Work to be completed:
Repeat each line exactly as it is written.

++++++++++++++++++++

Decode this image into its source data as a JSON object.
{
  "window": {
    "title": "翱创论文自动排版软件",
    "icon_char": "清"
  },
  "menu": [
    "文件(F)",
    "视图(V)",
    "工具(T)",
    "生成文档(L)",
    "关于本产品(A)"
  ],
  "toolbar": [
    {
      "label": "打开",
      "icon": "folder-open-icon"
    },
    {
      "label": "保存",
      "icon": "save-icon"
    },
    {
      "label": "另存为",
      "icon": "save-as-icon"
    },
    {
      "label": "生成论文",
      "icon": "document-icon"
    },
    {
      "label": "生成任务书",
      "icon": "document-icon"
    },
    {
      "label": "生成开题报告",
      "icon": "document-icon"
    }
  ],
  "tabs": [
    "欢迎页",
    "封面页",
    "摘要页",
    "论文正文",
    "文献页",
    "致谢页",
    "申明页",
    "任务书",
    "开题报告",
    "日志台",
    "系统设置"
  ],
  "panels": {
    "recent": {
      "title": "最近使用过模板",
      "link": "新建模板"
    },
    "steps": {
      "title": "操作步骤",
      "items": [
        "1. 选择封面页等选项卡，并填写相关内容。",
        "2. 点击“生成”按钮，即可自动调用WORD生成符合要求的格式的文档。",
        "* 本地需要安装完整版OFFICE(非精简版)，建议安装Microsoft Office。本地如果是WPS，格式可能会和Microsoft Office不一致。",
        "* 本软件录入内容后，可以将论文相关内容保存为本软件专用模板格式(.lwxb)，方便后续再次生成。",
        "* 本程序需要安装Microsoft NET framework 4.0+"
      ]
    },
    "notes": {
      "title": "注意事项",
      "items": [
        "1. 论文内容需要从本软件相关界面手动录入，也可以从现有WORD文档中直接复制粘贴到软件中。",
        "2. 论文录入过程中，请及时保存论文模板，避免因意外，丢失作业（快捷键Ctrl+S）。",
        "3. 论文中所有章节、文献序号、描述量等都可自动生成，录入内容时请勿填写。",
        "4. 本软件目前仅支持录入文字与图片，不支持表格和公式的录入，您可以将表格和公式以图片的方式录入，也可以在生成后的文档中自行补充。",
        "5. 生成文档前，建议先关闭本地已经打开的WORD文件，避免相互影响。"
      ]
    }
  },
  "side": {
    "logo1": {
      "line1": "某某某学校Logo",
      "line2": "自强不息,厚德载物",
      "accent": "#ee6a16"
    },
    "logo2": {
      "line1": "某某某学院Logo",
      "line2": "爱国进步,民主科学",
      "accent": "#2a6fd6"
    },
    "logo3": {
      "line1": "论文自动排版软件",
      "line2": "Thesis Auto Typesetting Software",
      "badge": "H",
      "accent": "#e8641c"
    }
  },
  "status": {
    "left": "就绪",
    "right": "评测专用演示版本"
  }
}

++++++++++++++++++++

Response for this exercise:
Decode this image into its source data as a JSON object.
{
  "window": {
    "title": "翱创论文自动排版软件",
    "icon_char": "清"
  },
  "menu": [
    "文件(F)",
    "视图(V)",
    "工具(T)",
    "生成文档(L)",
    "关于本产品(A)"
  ],
  "toolbar": [
    {
      "label": "打开",
      "icon": "folder-open-icon"
    },
    {
      "label": "保存",
      "icon": "save-icon"
    },
    {
      "label": "另存为",
      "icon": "save-as-icon"
    },
    {
      "label": "生成论文",
      "icon": "document-icon"
    },
    {
      "label": "生成任务书",
      "icon": "document-icon"
    },
    {
      "label": "生成开题报告",
      "icon": "document-icon"
    }
  ],
  "tabs": [
    "欢迎页",
    "封面页",
    "摘要页",
    "论文正文",
    "文献页",
    "致谢页",
    "申明页",
    "任务书",
    "开题报告",
    "日志台",
    "系统设置"
  ],
  "panels": {
    "recent": {
      "title": "最近使用过模板",
      "link": "新建模板"
    },
    "steps": {
      "title": "操作步骤",
      "items": [
        "1. 选择封面页等选项卡，并填写相关内容。",
        "2. 点击“生成”按钮，即可自动调用WORD生成符合要求的格式的文档。",
        "* 本地需要安装完整版OFFICE(非精简版)，建议安装Microsoft Office。本地如果是WPS，格式可能会和Microsoft Office不一致。",
        "* 本软件录入内容后，可以将论文相关内容保存为本软件专用模板格式(.lwxb)，方便后续再次生成。",
        "* 本程序需要安装Microsoft NET framework 4.0+"
      ]
    },
    "notes": {
      "title": "注意事项",
      "items": [
        "1. 论文内容需要从本软件相关界面手动录入，也可以从现有WORD文档中直接复制粘贴到软件中。",
        "2. 论文录入过程中，请及时保存论文模板，避免因意外，丢失作业（快捷键Ctrl+S）。",
        "3. 论文中所有章节、文献序号、描述量等都可自动生成，录入内容时请勿填写。",
        "4. 本软件目前仅支持录入文字与图片，不支持表格和公式的录入，您可以将表格和公式以图片的方式录入，也可以在生成后的文档中自行补充。",
        "5. 生成文档前，建议先关闭本地已经打开的WORD文件，避免相互影响。"
      ]
    }
  },
  "side": {
    "logo1": {
      "line1": "某某某学校Logo",
      "line2": "自强不息,厚德载物",
      "accent": "#ee6a16"
    },
    "logo2": {
      "line1": "某某某学院Logo",
      "line2": "爱国进步,民主科学",
      "accent": "#2a6fd6"
    },
    "logo3": {
      "line1": "论文自动排版软件",
      "line2": "Thesis Auto Typesetting Software",
      "badge": "H",
      "accent": "#e8641c"
    }
  },
  "status": {
    "left": "就绪",
    "right": "评测专用演示版本"
  }
}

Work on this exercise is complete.